### Written task
Could you print every record below exactly as it appears?

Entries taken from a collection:
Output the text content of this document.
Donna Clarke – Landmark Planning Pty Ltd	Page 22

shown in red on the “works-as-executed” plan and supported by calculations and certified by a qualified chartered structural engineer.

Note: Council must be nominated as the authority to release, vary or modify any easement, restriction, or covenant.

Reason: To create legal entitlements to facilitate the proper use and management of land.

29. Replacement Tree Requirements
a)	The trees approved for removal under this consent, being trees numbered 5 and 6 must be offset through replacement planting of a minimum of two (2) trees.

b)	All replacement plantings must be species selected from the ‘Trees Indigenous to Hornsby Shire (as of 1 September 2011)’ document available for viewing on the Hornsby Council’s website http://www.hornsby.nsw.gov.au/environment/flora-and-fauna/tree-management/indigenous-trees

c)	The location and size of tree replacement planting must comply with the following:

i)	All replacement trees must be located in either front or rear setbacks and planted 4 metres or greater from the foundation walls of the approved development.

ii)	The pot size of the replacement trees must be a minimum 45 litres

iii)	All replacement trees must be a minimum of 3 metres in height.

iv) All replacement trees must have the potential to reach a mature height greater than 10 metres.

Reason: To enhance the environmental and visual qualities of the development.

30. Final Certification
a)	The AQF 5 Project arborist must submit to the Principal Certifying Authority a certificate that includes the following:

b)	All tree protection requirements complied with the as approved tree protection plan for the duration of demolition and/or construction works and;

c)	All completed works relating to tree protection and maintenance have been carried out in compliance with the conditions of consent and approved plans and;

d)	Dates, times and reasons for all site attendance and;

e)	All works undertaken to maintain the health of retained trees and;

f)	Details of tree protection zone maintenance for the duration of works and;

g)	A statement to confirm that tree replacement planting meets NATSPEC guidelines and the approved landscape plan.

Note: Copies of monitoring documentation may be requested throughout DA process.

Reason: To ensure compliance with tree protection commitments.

### Response to this exercise
Output the text content of this document.
Donna Clarke – Landmark Planning Pty Ltd	Page 22

shown in red on the “works-as-executed” plan and supported by calculations and certified by a qualified chartered structural engineer.

Note: Council must be nominated as the authority to release, vary or modify any easement, restriction, or covenant.

Reason: To create legal entitlements to facilitate the proper use and management of land.

29. Replacement Tree Requirements
a)	The trees approved for removal under this consent, being trees numbered 5 and 6 must be offset through replacement planting of a minimum of two (2) trees.

b)	All replacement plantings must be species selected from the ‘Trees Indigenous to Hornsby Shire (as of 1 September 2011)’ document available for viewing on the Hornsby Council’s website http://www.hornsby.nsw.gov.au/environment/flora-and-fauna/tree-management/indigenous-trees

c)	The location and size of tree replacement planting must comply with the following:

i)	All replacement trees must be located in either front or rear setbacks and planted 4 metres or greater from the foundation walls of the approved development.

ii)	The pot size of the replacement trees must be a minimum 45 litres

iii)	All replacement trees must be a minimum of 3 metres in height.

iv) All replacement trees must have the potential to reach a mature height greater than 10 metres.

Reason: To enhance the environmental and visual qualities of the development.

30. Final Certification
a)	The AQF 5 Project arborist must submit to the Principal Certifying Authority a certificate that includes the following:

b)	All tree protection requirements complied with the as approved tree protection plan for the duration of demolition and/or construction works and;

c)	All completed works relating to tree protection and maintenance have been carried out in compliance with the conditions of consent and approved plans and;

d)	Dates, times and reasons for all site attendance and;

e)	All works undertaken to maintain the health of retained trees and;

f)	Details of tree protection zone maintenance for the duration of works and;

g)	A statement to confirm that tree replacement planting meets NATSPEC guidelines and the approved landscape plan.

Note: Copies of monitoring documentation may be requested throughout DA process.

Reason: To ensure compliance with tree protection commitments.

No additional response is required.